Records
==*==

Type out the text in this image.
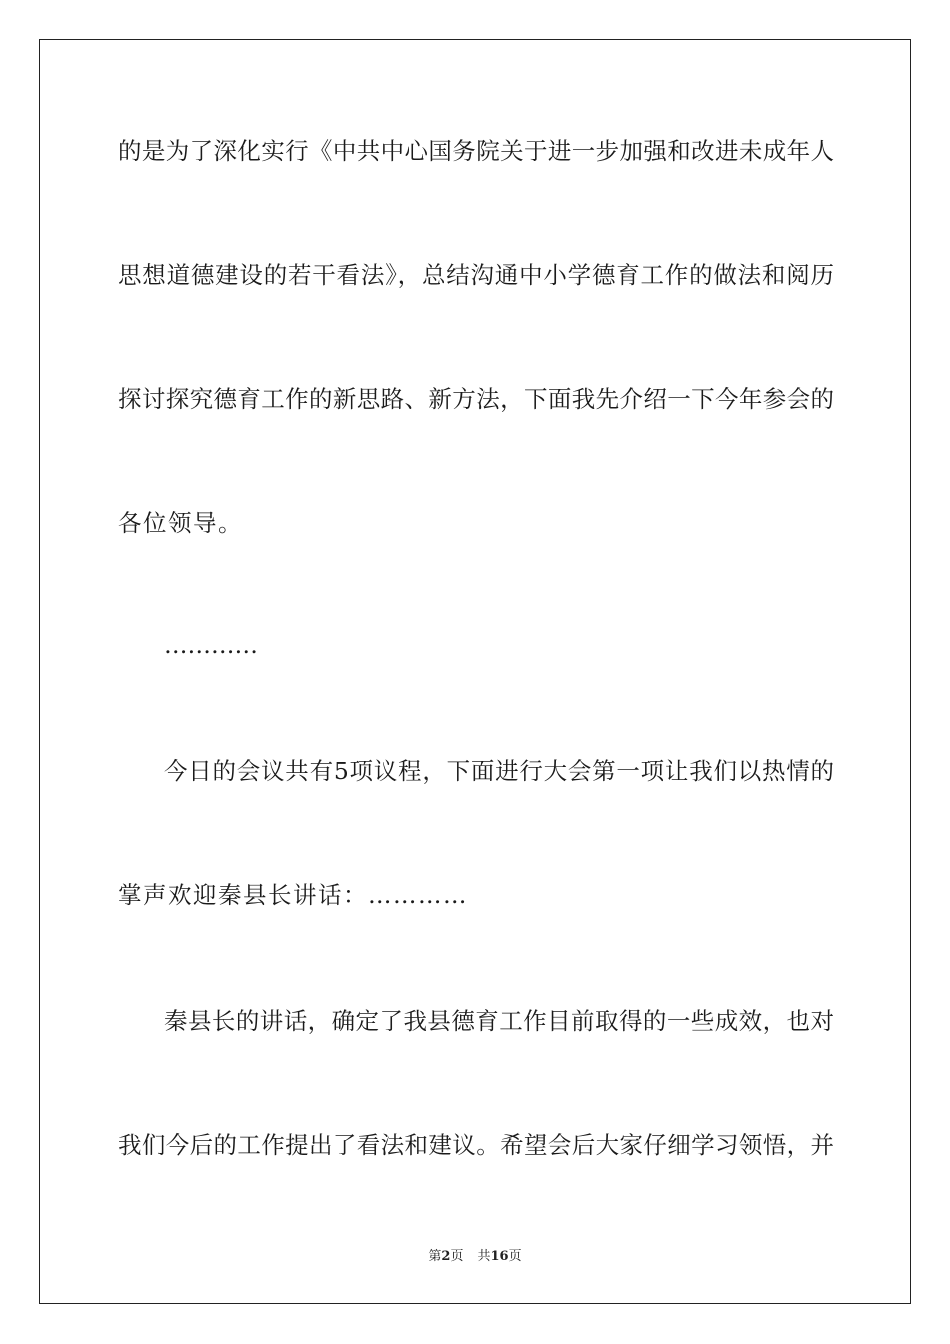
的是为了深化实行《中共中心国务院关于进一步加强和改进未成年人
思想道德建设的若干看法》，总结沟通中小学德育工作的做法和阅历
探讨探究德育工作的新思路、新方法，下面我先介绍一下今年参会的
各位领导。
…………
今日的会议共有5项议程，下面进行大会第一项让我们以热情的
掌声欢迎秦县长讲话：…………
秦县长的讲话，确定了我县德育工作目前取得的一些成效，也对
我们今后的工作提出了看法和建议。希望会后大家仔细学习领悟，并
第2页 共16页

==*==

### EXERCISE DESCRIPTION
Repeat the entries exactly and keep the pictures out of the copy.

### EXPECTED ANSWER
Type out the text in this image.
的是为了深化实行《中共中心国务院关于进一步加强和改进未成年人
思想道德建设的若干看法》，总结沟通中小学德育工作的做法和阅历
探讨探究德育工作的新思路、新方法，下面我先介绍一下今年参会的
各位领导。
…………
今日的会议共有5项议程，下面进行大会第一项让我们以热情的
掌声欢迎秦县长讲话：…………
秦县长的讲话，确定了我县德育工作目前取得的一些成效，也对
我们今后的工作提出了看法和建议。希望会后大家仔细学习领悟，并
第2页 共16页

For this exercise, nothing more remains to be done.